> [DESCRIPTION OF THE TASK]:
Gather all lines in the data that hold the string "color".

> [DATA EXCERPTS]:
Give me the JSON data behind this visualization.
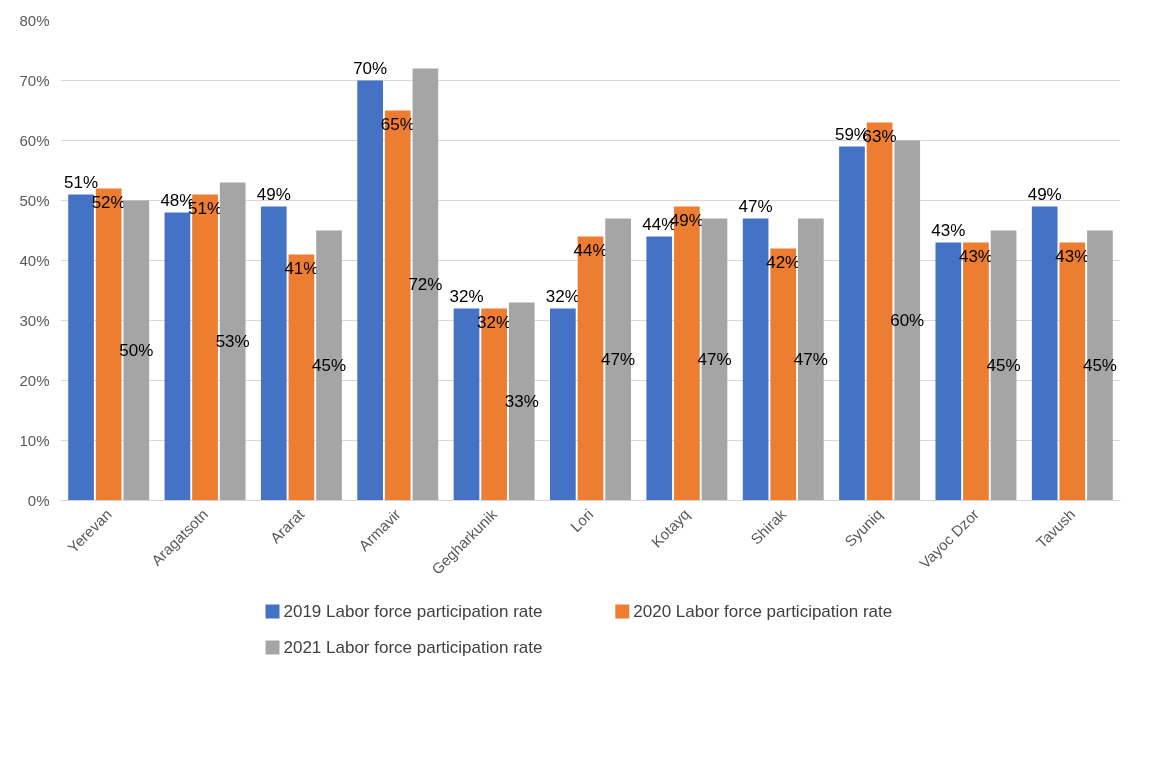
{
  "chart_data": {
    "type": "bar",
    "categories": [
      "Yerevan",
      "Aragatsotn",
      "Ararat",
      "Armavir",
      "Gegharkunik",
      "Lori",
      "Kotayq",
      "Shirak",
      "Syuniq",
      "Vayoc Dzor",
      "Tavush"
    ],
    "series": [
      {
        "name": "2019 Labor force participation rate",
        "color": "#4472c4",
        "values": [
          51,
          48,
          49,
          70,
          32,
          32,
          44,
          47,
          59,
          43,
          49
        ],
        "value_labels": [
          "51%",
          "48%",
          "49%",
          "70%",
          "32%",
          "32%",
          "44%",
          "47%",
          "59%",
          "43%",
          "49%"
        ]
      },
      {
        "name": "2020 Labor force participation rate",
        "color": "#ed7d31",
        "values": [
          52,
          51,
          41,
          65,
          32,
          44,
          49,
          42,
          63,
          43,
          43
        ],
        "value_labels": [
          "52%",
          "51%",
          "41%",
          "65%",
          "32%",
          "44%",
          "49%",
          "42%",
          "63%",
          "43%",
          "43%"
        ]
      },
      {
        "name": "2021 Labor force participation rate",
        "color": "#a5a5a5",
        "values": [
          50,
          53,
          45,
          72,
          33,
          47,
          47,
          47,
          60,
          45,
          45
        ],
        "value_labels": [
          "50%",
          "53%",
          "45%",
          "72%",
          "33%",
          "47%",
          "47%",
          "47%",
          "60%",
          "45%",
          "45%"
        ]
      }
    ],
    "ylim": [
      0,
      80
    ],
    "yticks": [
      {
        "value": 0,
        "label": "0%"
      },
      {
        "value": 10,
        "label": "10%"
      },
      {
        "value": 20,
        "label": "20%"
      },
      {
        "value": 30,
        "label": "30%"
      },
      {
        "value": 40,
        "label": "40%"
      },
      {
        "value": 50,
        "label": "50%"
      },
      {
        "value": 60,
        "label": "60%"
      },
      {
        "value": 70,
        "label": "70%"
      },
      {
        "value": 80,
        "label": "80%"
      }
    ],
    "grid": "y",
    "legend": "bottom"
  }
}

> [ANSWER FOR THIS EXERCISE]:
        "color": "#4472c4",
        "color": "#ed7d31",
        "color": "#a5a5a5",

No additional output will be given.